Lines containing the string "JSON" are to be collected in full.

— Start of Records for the exercise —

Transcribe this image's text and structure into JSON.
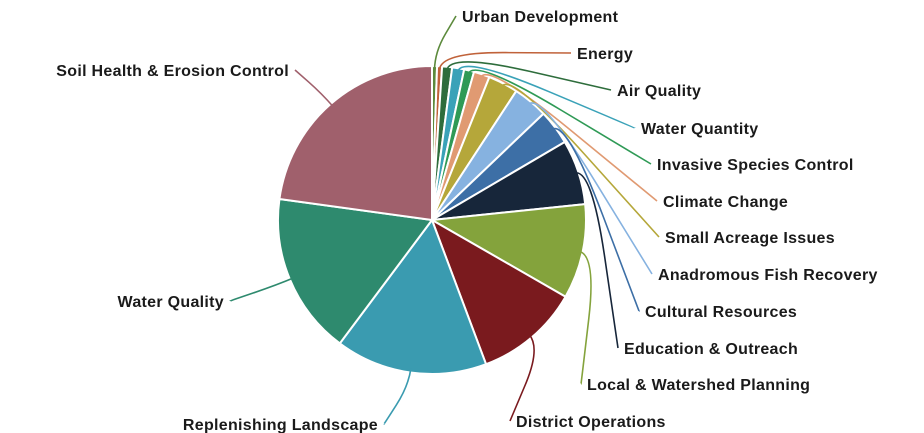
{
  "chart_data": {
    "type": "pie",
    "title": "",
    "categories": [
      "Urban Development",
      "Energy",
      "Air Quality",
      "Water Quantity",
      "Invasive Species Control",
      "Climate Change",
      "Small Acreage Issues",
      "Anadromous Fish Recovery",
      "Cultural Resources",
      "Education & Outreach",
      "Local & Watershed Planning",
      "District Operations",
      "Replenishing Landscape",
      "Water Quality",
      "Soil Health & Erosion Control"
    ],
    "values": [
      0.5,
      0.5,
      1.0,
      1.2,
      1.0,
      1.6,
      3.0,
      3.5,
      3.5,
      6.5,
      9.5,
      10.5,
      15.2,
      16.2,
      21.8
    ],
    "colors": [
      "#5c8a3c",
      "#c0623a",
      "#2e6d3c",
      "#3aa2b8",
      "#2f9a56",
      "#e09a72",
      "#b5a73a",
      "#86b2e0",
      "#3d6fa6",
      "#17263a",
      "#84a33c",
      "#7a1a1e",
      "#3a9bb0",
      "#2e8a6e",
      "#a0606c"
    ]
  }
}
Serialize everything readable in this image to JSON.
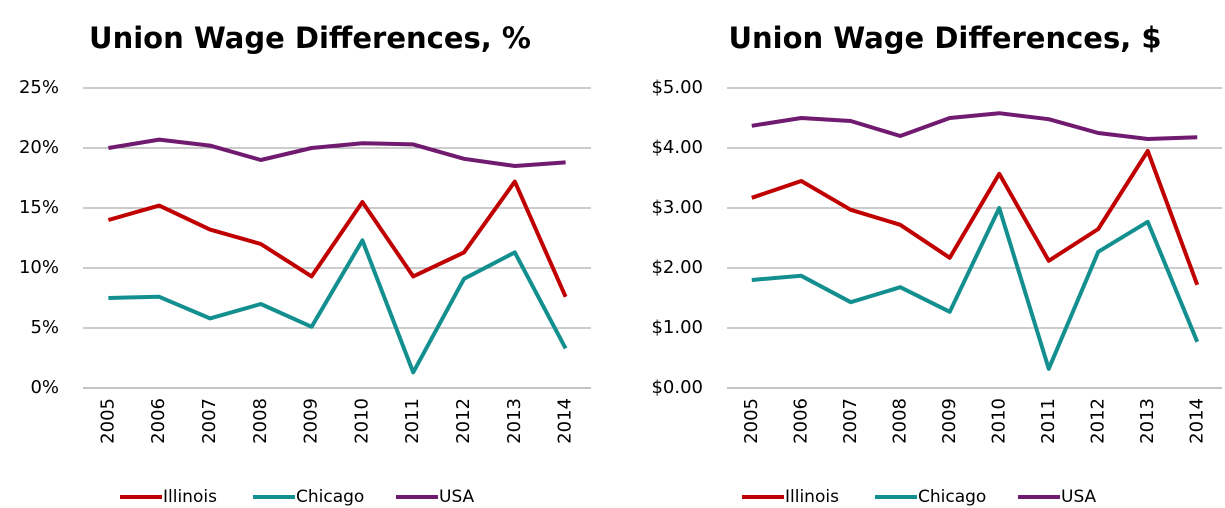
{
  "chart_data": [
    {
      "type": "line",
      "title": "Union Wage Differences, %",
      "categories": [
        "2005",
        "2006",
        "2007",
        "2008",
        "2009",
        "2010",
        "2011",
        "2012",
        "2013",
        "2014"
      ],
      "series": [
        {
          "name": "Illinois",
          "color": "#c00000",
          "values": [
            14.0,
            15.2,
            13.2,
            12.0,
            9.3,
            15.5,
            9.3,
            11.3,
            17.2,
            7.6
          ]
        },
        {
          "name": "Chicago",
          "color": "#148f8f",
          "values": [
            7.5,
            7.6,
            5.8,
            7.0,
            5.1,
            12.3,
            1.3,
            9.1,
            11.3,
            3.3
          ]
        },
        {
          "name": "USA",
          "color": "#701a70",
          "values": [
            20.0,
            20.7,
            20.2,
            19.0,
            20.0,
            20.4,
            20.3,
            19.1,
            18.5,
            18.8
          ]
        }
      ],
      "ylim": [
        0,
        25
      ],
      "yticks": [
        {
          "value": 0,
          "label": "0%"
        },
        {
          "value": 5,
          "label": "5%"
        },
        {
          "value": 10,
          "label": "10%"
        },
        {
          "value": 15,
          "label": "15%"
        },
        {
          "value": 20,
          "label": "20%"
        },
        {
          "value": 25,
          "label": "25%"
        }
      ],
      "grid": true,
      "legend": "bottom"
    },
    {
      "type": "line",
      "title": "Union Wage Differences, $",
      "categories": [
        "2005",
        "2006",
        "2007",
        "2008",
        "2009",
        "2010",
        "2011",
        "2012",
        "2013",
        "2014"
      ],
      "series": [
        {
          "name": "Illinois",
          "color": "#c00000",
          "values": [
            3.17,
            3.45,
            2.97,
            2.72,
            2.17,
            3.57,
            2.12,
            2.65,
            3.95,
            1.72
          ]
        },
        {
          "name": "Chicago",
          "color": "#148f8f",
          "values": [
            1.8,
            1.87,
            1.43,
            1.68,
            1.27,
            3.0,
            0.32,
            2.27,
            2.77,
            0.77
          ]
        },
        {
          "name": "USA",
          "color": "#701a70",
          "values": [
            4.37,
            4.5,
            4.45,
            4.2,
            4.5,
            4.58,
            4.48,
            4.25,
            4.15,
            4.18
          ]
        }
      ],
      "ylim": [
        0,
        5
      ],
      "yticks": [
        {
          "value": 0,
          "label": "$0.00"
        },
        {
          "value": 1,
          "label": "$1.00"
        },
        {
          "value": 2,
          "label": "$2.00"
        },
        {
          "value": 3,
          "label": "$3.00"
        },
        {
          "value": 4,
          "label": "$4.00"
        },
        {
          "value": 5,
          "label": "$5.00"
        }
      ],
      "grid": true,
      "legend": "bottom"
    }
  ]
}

— End of Records for the exercise —

Written answer –
Transcribe this image's text and structure into JSON.
Serialize everything readable in this image to JSON.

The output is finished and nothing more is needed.